# [Given exercise]
Copy every line from the material below that holds "마십시오".

+++ Records for this task

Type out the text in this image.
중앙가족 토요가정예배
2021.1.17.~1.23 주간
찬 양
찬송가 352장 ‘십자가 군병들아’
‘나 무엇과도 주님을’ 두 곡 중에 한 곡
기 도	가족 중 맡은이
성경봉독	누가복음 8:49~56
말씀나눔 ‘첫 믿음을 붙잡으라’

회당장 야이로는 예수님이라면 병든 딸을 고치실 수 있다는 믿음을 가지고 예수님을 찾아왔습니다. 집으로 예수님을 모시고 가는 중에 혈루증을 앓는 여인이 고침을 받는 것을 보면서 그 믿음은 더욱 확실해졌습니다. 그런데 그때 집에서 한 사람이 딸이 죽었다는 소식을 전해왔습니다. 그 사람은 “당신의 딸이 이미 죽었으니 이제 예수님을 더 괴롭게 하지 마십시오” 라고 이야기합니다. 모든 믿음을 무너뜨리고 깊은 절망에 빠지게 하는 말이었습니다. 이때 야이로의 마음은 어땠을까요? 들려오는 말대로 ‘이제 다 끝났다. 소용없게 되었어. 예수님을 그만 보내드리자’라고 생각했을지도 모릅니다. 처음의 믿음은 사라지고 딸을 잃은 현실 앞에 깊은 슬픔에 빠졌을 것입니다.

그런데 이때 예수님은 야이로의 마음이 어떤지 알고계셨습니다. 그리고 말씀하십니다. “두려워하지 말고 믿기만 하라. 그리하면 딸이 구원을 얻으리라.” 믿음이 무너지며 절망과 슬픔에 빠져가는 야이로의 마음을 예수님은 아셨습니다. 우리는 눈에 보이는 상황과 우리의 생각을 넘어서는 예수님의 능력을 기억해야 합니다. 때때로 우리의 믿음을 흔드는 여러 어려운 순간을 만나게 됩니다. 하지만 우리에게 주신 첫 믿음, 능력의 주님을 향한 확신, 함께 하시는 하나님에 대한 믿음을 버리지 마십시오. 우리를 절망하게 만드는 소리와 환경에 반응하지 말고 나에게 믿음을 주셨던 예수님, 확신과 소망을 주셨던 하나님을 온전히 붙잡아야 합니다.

++++++

# [In response]
회당장 야이로는 예수님이라면 병든 딸을 고치실 수 있다는 믿음을 가지고 예수님을 찾아왔습니다. 집으로 예수님을 모시고 가는 중에 혈루증을 앓는 여인이 고침을 받는 것을 보면서 그 믿음은 더욱 확실해졌습니다. 그런데 그때 집에서 한 사람이 딸이 죽었다는 소식을 전해왔습니다. 그 사람은 “당신의 딸이 이미 죽었으니 이제 예수님을 더 괴롭게 하지 마십시오” 라고 이야기합니다. 모든 믿음을 무너뜨리고 깊은 절망에 빠지게 하는 말이었습니다. 이때 야이로의 마음은 어땠을까요? 들려오는 말대로 ‘이제 다 끝났다. 소용없게 되었어. 예수님을 그만 보내드리자’라고 생각했을지도 모릅니다. 처음의 믿음은 사라지고 딸을 잃은 현실 앞에 깊은 슬픔에 빠졌을 것입니다.
그런데 이때 예수님은 야이로의 마음이 어떤지 알고계셨습니다. 그리고 말씀하십니다. “두려워하지 말고 믿기만 하라. 그리하면 딸이 구원을 얻으리라.” 믿음이 무너지며 절망과 슬픔에 빠져가는 야이로의 마음을 예수님은 아셨습니다. 우리는 눈에 보이는 상황과 우리의 생각을 넘어서는 예수님의 능력을 기억해야 합니다. 때때로 우리의 믿음을 흔드는 여러 어려운 순간을 만나게 됩니다. 하지만 우리에게 주신 첫 믿음, 능력의 주님을 향한 확신, 함께 하시는 하나님에 대한 믿음을 버리지 마십시오. 우리를 절망하게 만드는 소리와 환경에 반응하지 말고 나에게 믿음을 주셨던 예수님, 확신과 소망을 주셨던 하나님을 온전히 붙잡아야 합니다.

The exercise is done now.